+++ Excerpt to read +++
I believe -XX:OnError is meant to be used for fatal virtual machine errors - i.e. "something is wrong with the JIT, we've generated invalid code" - not "an unhandled exception has been thrown". (Even if this had been thrown by the VM, I wouldn't count this as a VM error.)

Basically I believe it's for debugging the VM, not user code.

EDIT: When using -XX:OnOutOfMemoryError I see it doesn't use the flag value when you explicitly throw it from user code (which you shouldn't be doing anyway) but does use it when you genuinely exhaust memory. For example:

public class Test {
    public static void main(String[] args) {
        String[] x = new String[10000000];
        for (int i = 0; i < x.length; i++) {
            x[i] = new String(new char[10000]);
        }
    }       
}

Run with:

~ $ java -XX:OnOutOfMemoryError="echo %p" Test
#
# java.lang.OutOfMemoryError: Java heap space
# -XX:OnOutOfMemoryError="echo %p"
+++ Dataset entries +++
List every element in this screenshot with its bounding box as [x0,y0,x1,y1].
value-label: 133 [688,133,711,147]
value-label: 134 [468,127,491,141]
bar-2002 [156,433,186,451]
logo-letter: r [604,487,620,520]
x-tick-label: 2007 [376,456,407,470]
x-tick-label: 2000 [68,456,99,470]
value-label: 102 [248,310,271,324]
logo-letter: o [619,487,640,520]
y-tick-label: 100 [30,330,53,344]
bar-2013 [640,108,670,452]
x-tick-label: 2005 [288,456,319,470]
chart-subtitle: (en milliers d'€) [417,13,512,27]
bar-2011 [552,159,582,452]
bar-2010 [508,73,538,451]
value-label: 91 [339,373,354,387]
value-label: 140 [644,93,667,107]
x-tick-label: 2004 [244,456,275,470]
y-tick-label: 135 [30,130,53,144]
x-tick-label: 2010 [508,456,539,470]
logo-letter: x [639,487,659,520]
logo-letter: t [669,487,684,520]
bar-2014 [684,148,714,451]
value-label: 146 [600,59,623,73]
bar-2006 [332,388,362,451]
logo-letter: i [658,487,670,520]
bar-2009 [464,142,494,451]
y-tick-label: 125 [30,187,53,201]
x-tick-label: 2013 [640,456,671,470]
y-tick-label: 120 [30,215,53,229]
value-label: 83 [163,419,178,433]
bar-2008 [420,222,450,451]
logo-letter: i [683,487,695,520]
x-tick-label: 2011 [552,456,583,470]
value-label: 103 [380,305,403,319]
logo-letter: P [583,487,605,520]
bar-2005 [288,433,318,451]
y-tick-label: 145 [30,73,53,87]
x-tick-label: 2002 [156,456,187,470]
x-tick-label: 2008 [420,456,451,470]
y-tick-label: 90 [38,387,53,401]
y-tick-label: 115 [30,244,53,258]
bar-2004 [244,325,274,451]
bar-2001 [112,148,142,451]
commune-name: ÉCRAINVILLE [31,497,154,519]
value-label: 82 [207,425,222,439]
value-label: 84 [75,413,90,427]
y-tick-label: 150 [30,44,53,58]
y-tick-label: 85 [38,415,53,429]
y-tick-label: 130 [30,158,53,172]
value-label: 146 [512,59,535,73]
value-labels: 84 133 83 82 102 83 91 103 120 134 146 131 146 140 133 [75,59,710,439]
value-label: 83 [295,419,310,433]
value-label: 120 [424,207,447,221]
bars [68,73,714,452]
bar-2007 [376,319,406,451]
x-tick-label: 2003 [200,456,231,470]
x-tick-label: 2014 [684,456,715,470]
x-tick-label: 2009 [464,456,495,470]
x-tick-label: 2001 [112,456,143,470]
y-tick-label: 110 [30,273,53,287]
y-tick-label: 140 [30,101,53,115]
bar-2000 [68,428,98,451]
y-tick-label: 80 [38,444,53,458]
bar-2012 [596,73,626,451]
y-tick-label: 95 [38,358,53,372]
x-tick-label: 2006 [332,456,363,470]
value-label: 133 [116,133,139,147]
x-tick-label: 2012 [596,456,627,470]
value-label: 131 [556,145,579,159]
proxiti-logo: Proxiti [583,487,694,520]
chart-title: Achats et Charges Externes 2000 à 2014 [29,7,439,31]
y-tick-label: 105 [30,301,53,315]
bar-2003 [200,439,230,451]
+++
* _Parts of the exercise_
1 > List every variable name declared in the Java program inside the post about the -XX:OnError flag.
2 > In the post about the -XX:OnError flag, reproduce the stretch from "I believe -XX:OnError" through "not user code.", swapping "VM" for "JVM".

* _Task solutions_
1 > args, x, i

2 >
I believe -XX:OnError is meant to be used for fatal virtual machine errors - i.e. "something is wrong with the JIT, we've generated invalid code" - not "an unhandled exception has been thrown". (Even if this had been thrown by the JVM, I wouldn't count this as a JVM error.)

Basically I believe it's for debugging the JVM, not user code.